- AUFGABENSTELLUNG:
A. Wie hoch beziffert der Text über die Schuldenerleichterungen für Griechenland die Belastungen der Gläubiger seit 2012 mindestens?
B. Schreibe den Text über die Schuldenerleichterungen für Griechenland im Anschluss an seinen letzten Satz weiter.

- VORLIEGENDER TEXT:
Finanzierungsbedarf für fast zwei Jahre gedeckt

Damit ist der vorausgeplante staatliche Finanzierungsbedarf für 22 Monate gedeckt - ohne dass Wahlversprechen der im nächsten Jahr anstehenden Parlamentswahl berücksichtigt sind. Damit soll Griechenland Zugang zum Kapitalmarkt bekommen, den es jetzt aber frühestens in knapp zwei Jahren braucht. Der Beitrag umfasst eine Berechnung der Schuldenerleichterungen, die aus den aktuellen Vereinbarungen resultieren. Rückblickend beginnen die Ausführungen mit einer Übersicht bereits erfolgter Schuldenreduktionen.

Schuldenerleichterungen aus der Zeit 2012 bis 2017: Von 2012 bis 2017 hat Griechenland immer wieder Schuldenerleichterungen beziehungsweise Finanzierungsvorteile auf der Basis von Nachverhandlungen erhalten.3) Ein Schuldenschnitt privater und öffentlicher Gläubiger (2012), ein Schuldenrückkauf-Programm (2012), die Verlängerung der Kreditlaufzeiten, eine Absenkung des Kreditzinses und ein geändertes Schuldenmanagement der Rettungsfonds (2017) summieren die Vorteile auf bislang 274 bis 290 Milliarden Euro (siehe Abbildung).

Jedoch sind nicht alle Vorteile für Griechenland zugleich Lasten für die Gläubiger. So werden beispielsweise Finanzierungsvorteile eines effizienteren Schuldenmanagements vom Rettungsfonds weitergegeben, ohne dass diese mit Kosten für die Gläubiger einhergehen. Die Belastungen der Gläubiger betragen seit 2012 mindestens 199 bis 216 Milliarden Euro. Bis zu 45 Milliarden Euro könnten hinzukommen, doch machen die Vielfalt der Maßnahmen des EFSF/ESM (2017) und fehlende Differenzierungen genauere Angaben unmöglich.

Vereinbarungen der Eurogruppe zu weiteren Schuldenerleichterungen: Die im Juni 2018 vereinbarten Schuldenerleichterungen umfassen drei Maßnahmen.4)

- Kredite der Europäischen Finanzstabilisierungsfazilität (EFSF) des zweiten Hilfsprogramms im Umfang von 96,4 Milliarden Euro bekommen folgende Entlastungen: die durchschnittliche Laufzeit wird um zehn Jahre verlängert und Zinsen und Tilgung werden um weitere zehn Jahre bis Ende 2032 gestundet;

- der Zinsaufschlag auf EFSF-Kredite aus dem zweiten Programm entfällt;

- Zinsgewinne, die die Europäische Zentralbank (EZB) aus ihrem Anleihekaufprogramm für finanzschwache Eurostaaten (Securities Market Programme, SMP) erwirtschaftet hat, werden überwiesen.

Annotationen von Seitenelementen
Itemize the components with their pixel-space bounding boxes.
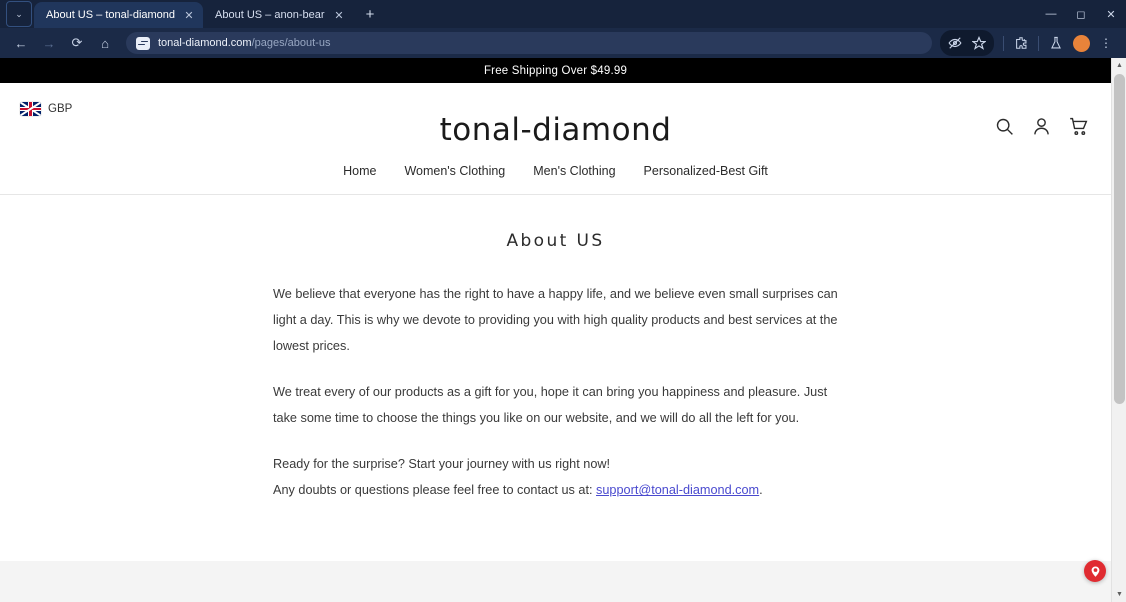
- nav-item-mens-clothing[interactable]: Men's Clothing: [533, 164, 615, 178]
- article-body: We believe that everyone has the right t…: [268, 281, 843, 503]
- scroll-down-arrow[interactable]: ▼: [1112, 587, 1126, 602]
- toolbar-divider-2: [1038, 35, 1039, 51]
- about-us-article: About US We believe that everyone has th…: [0, 195, 1111, 561]
- nav-item-womens-clothing[interactable]: Women's Clothing: [404, 164, 505, 178]
- home-icon[interactable]: ⌂: [92, 30, 118, 56]
- lab-flask-icon[interactable]: [1044, 31, 1068, 55]
- browser-menu-icon[interactable]: ⋮: [1094, 31, 1118, 55]
- avatar: [1072, 34, 1090, 52]
- extensions-icon[interactable]: [1009, 31, 1033, 55]
- location-pin-icon: [1091, 566, 1099, 577]
- uk-flag-icon: [20, 102, 41, 116]
- contact-prefix-text: Any doubts or questions please feel free…: [273, 483, 597, 498]
- currency-label: GBP: [48, 103, 73, 115]
- article-paragraph-4: Any doubts or questions please feel free…: [273, 477, 843, 503]
- new-tab-button[interactable]: +: [357, 1, 383, 27]
- profile-avatar[interactable]: [1069, 31, 1093, 55]
- cart-icon[interactable]: [1068, 116, 1089, 137]
- maximize-icon[interactable]: ◻: [1066, 0, 1096, 28]
- scrollbar-thumb[interactable]: [1114, 74, 1125, 404]
- account-icon[interactable]: [1031, 116, 1052, 137]
- floating-action-badge[interactable]: [1084, 560, 1106, 582]
- site-logo[interactable]: tonal-diamond: [0, 95, 1111, 147]
- article-paragraph-2: We treat every of our products as a gift…: [273, 385, 828, 426]
- header-action-icons: [994, 116, 1089, 137]
- site-settings-icon[interactable]: [136, 36, 150, 50]
- search-icon[interactable]: [994, 116, 1015, 137]
- tab-search-button[interactable]: ⌄: [6, 1, 32, 27]
- forward-icon[interactable]: →: [36, 30, 62, 56]
- tab-title: About US – tonal-diamond: [46, 9, 176, 21]
- page-title: About US: [506, 231, 605, 252]
- promo-banner: Free Shipping Over $49.99: [0, 58, 1111, 83]
- tab-title: About US – anon-bear: [215, 9, 325, 21]
- chevron-down-icon: ⌄: [15, 8, 23, 19]
- toolbar-divider: [1003, 35, 1004, 51]
- site-header: GBP tonal-diamond Home Women's Clothing …: [0, 83, 1111, 196]
- contact-suffix-text: .: [759, 483, 763, 498]
- webpage: Free Shipping Over $49.99 GBP tonal-diam…: [0, 58, 1111, 602]
- omnibox-actions-pill: [940, 30, 994, 56]
- page-viewport: Free Shipping Over $49.99 GBP tonal-diam…: [0, 58, 1126, 602]
- browser-toolbar: ← → ⟳ ⌂ tonal-diamond.com/pages/about-us: [0, 28, 1126, 58]
- tab-strip: ⌄ About US – tonal-diamond ✕ About US – …: [0, 0, 1126, 28]
- minimize-icon[interactable]: —: [1036, 0, 1066, 28]
- browser-window: ⌄ About US – tonal-diamond ✕ About US – …: [0, 0, 1126, 602]
- address-bar[interactable]: tonal-diamond.com/pages/about-us: [126, 32, 932, 54]
- close-icon[interactable]: ✕: [331, 7, 347, 23]
- article-paragraph-1: We believe that everyone has the right t…: [273, 287, 838, 354]
- url-path: /pages/about-us: [251, 37, 331, 49]
- scroll-up-arrow[interactable]: ▲: [1112, 58, 1126, 73]
- tracking-protection-icon[interactable]: [943, 31, 967, 55]
- currency-selector[interactable]: GBP: [20, 102, 72, 116]
- browser-tab-2[interactable]: About US – anon-bear ✕: [203, 2, 353, 28]
- nav-item-personalized-best-gift[interactable]: Personalized-Best Gift: [644, 164, 768, 178]
- article-paragraph-3: Ready for the surprise? Start your journ…: [273, 457, 611, 472]
- page-scrollbar[interactable]: ▲ ▼: [1111, 58, 1126, 602]
- back-icon[interactable]: ←: [8, 30, 34, 56]
- close-icon[interactable]: ✕: [181, 7, 197, 23]
- support-email-link[interactable]: support@tonal-diamond.com: [596, 483, 759, 497]
- url-text: tonal-diamond.com/pages/about-us: [158, 37, 330, 49]
- nav-item-home[interactable]: Home: [343, 164, 376, 178]
- bookmark-star-icon[interactable]: [967, 31, 991, 55]
- site-footer: Tonal-diamond Info About US Contact Us F…: [0, 561, 1111, 602]
- url-host: tonal-diamond.com: [158, 37, 252, 49]
- toolbar-actions: ⋮: [940, 30, 1118, 56]
- main-navigation: Home Women's Clothing Men's Clothing Per…: [0, 147, 1111, 196]
- close-window-icon[interactable]: ✕: [1096, 0, 1126, 28]
- reload-icon[interactable]: ⟳: [64, 30, 90, 56]
- window-controls: — ◻ ✕: [1036, 0, 1126, 28]
- browser-tab-1[interactable]: About US – tonal-diamond ✕: [34, 2, 204, 28]
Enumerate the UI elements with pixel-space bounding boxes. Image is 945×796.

- DIE ANTWORTEN:
A. Auf mindestens 199 bis 216 Milliarden Euro.

B.
Gegenleistungen und Kontrolle der Auflagen

Als eine Art Konditionierung hat sich Griechenland zu zwei Gegenleistungen verpflichtet. 5)

- Fiskalische Vorgaben: Bis 2022 muss Griechenland im Haushalt einen jährlichen Primärüberschuss (Haushaltssaldo ohne Zinsendienst) von 3,5 Prozent des BIP erwirtschaften; anschließend bis 2060 jährliche Primärüberschüsse von durchschnittlich 2,2 Prozent.

- Reformen: Griechenland muss die vereinbarten Reformen vollständig umsetzen. Dazu gehören Privatisierungen, Rentenkürzungen, die Fertigstellung eines landesweiten Katasters, Verwaltungs- und Steuerreformen.

Weiterhin werden die Auflagen kontrolliert, allerdings weniger scharf wie während des Programms selbst. Alle drei Monate soll eine Überprüfung der Entwicklungen durch den ESM, die EZB und den IWF stattfinden. Diese Kontrolle ist restriktiver als in anderen Programmländern wie Portugal oder Irland und wird mit der Schwere und Länge der Krise begründet. Im Jahr 2032 soll dann eine erneute Überprüfung der Vereinbarung und deren Wirkungen stattfinden, nach der gegebenenfalls weitere Maßnahmen zur Schuldenerleichterung durchgeführt werden.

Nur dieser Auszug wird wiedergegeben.